**Given exercise:** Rewrite the records from the beginning through the line containing "svg-text:700: 700 — [10, 94, 37, 109]", replacing "bboxes" with "bounding boxes" and leaving everything else unchanged.

**Data extract:**
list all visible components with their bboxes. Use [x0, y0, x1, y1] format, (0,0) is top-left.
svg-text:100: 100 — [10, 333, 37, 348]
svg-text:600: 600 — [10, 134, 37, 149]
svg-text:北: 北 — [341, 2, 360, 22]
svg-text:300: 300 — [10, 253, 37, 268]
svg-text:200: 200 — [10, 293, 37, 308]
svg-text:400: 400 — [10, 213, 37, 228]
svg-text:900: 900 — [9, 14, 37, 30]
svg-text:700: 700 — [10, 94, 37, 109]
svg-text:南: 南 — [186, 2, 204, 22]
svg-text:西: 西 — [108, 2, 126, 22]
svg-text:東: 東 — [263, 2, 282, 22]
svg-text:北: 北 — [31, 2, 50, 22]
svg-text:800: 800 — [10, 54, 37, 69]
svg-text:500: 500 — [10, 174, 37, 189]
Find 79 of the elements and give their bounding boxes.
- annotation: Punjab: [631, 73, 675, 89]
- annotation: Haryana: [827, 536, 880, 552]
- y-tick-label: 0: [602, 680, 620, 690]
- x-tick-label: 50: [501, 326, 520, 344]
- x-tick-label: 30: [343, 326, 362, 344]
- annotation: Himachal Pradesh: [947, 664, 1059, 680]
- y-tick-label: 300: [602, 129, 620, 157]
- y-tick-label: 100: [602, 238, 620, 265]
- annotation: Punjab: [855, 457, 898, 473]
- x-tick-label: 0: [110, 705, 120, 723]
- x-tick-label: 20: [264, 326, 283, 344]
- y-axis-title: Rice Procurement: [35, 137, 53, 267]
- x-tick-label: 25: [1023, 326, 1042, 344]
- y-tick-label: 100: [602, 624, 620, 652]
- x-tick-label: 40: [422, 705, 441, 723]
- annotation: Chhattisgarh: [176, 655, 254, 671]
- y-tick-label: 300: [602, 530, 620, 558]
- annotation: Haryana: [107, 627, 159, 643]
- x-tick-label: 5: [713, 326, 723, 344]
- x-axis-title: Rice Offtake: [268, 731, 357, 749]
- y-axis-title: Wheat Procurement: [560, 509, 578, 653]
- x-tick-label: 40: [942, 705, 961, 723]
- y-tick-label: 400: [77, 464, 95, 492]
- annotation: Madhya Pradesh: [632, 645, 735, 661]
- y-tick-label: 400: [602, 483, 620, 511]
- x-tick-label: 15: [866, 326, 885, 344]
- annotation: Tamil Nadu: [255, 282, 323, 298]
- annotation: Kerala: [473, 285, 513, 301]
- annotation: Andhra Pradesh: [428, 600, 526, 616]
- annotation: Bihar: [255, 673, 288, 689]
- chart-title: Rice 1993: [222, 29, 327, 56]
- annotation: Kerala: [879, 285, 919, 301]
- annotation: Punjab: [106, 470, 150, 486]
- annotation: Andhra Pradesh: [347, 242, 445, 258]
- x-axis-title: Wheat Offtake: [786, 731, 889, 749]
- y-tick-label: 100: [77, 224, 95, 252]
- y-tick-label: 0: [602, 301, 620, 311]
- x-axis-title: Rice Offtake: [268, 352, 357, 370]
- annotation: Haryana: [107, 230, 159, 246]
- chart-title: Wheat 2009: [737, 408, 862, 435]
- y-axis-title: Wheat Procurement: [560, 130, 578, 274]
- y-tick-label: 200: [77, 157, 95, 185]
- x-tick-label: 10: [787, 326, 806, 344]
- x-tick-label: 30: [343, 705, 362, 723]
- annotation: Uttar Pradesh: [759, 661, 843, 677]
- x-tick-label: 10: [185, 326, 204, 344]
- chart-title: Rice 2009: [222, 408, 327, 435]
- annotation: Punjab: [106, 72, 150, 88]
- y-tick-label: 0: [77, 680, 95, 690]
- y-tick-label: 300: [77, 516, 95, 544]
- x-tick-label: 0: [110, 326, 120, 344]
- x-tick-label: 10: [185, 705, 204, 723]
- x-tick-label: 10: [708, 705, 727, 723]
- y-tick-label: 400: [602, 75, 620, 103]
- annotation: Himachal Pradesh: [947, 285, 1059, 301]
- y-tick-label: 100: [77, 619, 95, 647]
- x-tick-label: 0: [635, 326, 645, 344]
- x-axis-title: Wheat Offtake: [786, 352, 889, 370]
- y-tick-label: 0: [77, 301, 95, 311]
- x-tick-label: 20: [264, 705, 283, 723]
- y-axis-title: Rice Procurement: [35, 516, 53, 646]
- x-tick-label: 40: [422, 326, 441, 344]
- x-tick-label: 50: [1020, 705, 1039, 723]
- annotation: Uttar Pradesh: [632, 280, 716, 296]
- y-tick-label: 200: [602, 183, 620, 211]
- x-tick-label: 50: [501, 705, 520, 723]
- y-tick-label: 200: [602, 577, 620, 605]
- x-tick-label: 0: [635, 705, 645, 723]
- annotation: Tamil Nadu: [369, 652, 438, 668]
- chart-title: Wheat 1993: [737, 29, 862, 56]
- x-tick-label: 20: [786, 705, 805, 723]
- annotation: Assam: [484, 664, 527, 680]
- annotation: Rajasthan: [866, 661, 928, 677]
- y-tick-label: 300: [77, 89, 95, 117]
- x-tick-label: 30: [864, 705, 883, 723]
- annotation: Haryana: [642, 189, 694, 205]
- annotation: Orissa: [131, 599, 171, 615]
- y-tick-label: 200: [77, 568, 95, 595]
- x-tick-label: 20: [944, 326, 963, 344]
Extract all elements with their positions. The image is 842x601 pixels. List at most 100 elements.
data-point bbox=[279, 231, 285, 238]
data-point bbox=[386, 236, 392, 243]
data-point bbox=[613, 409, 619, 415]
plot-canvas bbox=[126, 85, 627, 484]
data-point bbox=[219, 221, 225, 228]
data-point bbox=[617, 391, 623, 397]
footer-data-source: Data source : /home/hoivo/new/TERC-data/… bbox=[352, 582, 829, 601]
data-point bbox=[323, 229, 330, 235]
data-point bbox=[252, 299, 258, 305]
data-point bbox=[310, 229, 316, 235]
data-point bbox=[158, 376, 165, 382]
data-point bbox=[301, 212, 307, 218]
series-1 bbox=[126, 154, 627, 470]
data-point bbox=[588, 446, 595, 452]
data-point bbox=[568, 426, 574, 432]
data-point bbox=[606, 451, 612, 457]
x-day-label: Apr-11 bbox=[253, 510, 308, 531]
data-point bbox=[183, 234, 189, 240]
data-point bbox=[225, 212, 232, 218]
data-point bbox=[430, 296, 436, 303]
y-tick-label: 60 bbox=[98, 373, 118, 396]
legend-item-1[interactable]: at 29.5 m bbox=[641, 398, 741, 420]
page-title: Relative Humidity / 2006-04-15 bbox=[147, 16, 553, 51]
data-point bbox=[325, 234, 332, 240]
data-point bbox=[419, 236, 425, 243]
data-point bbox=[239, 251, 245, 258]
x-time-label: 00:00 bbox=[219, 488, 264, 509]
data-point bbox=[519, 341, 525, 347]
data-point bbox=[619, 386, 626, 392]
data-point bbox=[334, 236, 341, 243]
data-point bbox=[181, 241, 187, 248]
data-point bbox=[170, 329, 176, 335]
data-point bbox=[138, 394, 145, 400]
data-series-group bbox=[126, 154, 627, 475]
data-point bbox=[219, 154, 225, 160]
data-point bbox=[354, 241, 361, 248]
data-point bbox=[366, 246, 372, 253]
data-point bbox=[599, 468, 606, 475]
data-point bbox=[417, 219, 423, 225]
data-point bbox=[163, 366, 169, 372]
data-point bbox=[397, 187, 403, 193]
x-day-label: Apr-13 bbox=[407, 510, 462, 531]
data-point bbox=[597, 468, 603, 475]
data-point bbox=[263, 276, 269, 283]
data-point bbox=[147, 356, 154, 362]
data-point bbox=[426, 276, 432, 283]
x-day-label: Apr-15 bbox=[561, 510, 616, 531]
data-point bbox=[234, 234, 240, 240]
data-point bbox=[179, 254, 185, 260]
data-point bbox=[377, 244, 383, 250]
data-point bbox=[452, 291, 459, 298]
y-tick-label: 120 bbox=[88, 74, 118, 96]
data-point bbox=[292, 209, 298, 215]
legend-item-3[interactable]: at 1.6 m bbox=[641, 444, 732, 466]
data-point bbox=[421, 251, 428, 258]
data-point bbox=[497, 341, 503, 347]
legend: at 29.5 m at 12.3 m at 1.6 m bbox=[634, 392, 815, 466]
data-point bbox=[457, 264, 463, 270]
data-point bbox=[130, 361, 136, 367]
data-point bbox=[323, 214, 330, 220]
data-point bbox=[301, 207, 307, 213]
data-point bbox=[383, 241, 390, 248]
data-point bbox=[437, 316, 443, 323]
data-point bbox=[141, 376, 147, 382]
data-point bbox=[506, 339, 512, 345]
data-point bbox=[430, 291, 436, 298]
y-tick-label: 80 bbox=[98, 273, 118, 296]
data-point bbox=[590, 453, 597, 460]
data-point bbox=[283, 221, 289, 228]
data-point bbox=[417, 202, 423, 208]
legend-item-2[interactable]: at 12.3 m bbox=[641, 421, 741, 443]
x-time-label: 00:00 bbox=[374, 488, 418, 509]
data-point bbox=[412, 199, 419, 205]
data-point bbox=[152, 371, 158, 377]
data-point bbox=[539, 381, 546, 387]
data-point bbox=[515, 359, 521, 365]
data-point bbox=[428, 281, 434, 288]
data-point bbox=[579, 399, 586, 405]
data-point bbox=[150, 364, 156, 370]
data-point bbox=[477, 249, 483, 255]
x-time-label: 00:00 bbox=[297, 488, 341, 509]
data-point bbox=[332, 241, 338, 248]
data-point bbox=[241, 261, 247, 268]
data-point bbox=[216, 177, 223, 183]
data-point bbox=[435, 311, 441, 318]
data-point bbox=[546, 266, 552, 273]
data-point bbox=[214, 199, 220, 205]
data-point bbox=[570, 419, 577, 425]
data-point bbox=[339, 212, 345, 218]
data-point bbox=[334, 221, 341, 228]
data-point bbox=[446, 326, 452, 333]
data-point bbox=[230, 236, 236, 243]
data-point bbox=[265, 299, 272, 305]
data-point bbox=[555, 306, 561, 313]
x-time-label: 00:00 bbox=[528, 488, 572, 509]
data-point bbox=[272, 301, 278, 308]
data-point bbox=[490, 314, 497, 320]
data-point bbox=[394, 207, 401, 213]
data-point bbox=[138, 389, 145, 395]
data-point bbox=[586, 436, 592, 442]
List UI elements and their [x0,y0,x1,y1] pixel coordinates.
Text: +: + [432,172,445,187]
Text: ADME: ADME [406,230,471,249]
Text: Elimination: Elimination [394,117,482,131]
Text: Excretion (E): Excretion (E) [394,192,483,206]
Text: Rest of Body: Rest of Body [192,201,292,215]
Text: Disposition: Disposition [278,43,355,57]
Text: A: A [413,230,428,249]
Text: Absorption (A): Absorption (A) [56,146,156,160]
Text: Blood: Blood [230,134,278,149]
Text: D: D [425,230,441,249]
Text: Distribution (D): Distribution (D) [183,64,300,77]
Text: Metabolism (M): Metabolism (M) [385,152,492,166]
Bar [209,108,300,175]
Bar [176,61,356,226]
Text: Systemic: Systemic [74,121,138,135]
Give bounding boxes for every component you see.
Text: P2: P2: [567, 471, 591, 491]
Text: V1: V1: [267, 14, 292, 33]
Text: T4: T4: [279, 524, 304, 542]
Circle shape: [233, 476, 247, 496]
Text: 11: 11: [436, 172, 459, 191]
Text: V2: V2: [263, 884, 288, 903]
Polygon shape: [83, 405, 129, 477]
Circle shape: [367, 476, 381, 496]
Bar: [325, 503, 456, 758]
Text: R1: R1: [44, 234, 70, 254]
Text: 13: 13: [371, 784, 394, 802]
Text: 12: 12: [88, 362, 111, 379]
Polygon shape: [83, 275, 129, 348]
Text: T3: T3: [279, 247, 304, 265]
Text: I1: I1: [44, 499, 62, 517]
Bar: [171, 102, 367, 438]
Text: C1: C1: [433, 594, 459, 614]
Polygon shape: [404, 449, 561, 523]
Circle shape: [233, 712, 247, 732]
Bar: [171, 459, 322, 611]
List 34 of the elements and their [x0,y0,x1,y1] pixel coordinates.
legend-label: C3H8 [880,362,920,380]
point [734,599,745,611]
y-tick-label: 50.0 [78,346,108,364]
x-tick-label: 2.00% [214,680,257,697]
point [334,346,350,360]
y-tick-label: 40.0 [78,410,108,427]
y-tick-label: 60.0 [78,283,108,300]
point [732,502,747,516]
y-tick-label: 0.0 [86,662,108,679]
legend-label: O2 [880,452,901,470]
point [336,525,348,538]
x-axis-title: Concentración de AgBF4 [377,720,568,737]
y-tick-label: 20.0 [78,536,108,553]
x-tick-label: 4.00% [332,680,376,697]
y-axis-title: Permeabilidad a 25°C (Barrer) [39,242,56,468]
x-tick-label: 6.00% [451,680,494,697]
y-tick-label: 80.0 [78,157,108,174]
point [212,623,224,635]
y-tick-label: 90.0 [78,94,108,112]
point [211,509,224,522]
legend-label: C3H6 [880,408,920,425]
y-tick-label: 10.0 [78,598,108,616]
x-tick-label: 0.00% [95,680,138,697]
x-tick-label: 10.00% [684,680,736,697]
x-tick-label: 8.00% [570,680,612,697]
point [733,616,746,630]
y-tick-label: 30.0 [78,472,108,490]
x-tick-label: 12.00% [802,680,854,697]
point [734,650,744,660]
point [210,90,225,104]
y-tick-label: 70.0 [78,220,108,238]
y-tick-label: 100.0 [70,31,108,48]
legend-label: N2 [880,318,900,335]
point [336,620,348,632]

**Solution for this task:**
list all visible components with their bounding boxes. Use [x0, y0, x1, y1] format, (0,0) is top-left.
svg-text:100: 100 — [10, 333, 37, 348]
svg-text:600: 600 — [10, 134, 37, 149]
svg-text:北: 北 — [341, 2, 360, 22]
svg-text:300: 300 — [10, 253, 37, 268]
svg-text:200: 200 — [10, 293, 37, 308]
svg-text:400: 400 — [10, 213, 37, 228]
svg-text:900: 900 — [9, 14, 37, 30]
svg-text:700: 700 — [10, 94, 37, 109]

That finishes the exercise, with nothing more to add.